= Problem statement =
Resume the article on Lindos Electronics from the point where it stops.

= Lindos Electronics =

Lindos Electronics is a British manufacturer of test equipment for audio quality measurement.

== History ==
Founded in 1979, by Peter J Skirrow, the business was named after the home where development and manufacture began, as is so often the case, in garage and spare rooms. Since then it has gone on to become a well-known name in audio and broadcasting, supplying test equipment to broadcasters and studios worldwide, and represented at many professional audio exhibitions.

The LA1 was the first product to be manufactured, and this was rapidly adopted by engineers at Independent Local Radio stations who needed quality testing equipment to ensure that their studios and transmitters met the IBA Code of Practice before they went on-air. It went on to be widely used by the BBC and other broadcasters and studios worldwide. Manufacture of the LA1 ceased with the introduction of the LA100 but it continues to be a sought-after product second hand.

The LA100, launched in 1984, introduced microprocessor controlled 'Sequence testing', with LCD graphic display. A policy of free software upgrades based on feedback from customers resulted in the LA100 becoming a well known and highly regarded product throughout the Broadcast and Professional Audio community. It continues to be manufactured in 2022 and is unusual in that all LA100 units ever made (some now 38 years old!) can still be upgraded to the latest design, even to the point of a 'style upgrade' which replaces the outdated brown and cream case and panel with modern silver and grey versions. In this sense it demonstrated an early approach to the principles of the Waste Electrical and Electronic Equipment Directive (WEEE) that took effect in Europe in 2006.

= Record excerpts =
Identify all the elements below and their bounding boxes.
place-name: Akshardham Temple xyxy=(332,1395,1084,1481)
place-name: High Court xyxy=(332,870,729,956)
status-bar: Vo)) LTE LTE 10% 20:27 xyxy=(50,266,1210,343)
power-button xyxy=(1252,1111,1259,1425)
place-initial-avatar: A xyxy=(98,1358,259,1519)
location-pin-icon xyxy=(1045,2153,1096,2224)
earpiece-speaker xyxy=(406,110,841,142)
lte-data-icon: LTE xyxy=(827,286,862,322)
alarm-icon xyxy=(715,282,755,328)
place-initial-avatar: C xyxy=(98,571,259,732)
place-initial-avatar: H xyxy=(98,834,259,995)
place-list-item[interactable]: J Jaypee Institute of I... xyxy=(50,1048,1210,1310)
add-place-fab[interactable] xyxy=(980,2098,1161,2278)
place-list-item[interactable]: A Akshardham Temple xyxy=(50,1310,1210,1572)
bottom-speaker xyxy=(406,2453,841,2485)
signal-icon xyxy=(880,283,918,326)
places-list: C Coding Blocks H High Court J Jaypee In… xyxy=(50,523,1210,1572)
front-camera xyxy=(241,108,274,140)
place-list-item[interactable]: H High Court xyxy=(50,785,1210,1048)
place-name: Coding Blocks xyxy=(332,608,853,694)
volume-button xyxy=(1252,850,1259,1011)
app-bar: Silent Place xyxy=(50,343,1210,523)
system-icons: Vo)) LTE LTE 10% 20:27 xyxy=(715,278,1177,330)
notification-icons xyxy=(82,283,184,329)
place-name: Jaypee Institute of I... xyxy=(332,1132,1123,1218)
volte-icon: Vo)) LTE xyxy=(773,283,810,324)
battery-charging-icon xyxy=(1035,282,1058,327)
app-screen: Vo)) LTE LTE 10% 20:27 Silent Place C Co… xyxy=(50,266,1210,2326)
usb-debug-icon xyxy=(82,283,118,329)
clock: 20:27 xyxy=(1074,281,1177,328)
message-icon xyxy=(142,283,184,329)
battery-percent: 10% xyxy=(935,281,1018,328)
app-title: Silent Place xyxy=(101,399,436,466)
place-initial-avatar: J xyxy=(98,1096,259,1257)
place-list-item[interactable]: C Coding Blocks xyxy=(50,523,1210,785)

= Response to this task =
The MiniSonic MS10, introduced in 2005, is a small low-cost unit with many of the features of the LA100, including sequence testing.

The DigiSonic DS10 provides all the features of the MS10 and LA100 in a software package that runs in Windows on a PC. This requires a sound card, for testing in the analog domain.

The Lindos Test Sheet Database is a web-site that encourages users of Lindos test sets to upload their results for others to see. It is becoming a major source of independent results, for popular devices like the iPod as well as professional equipment.

Lindos Electronics is currently run by the son of the founder, Chris Skirrow, and in addition to making measuring equipment it also specialises in producing accurately calibrated low-cost omnidirectional electret microphones, as well as a low noise preamp and a selection of camera interfaces for both measurement and recording purposes.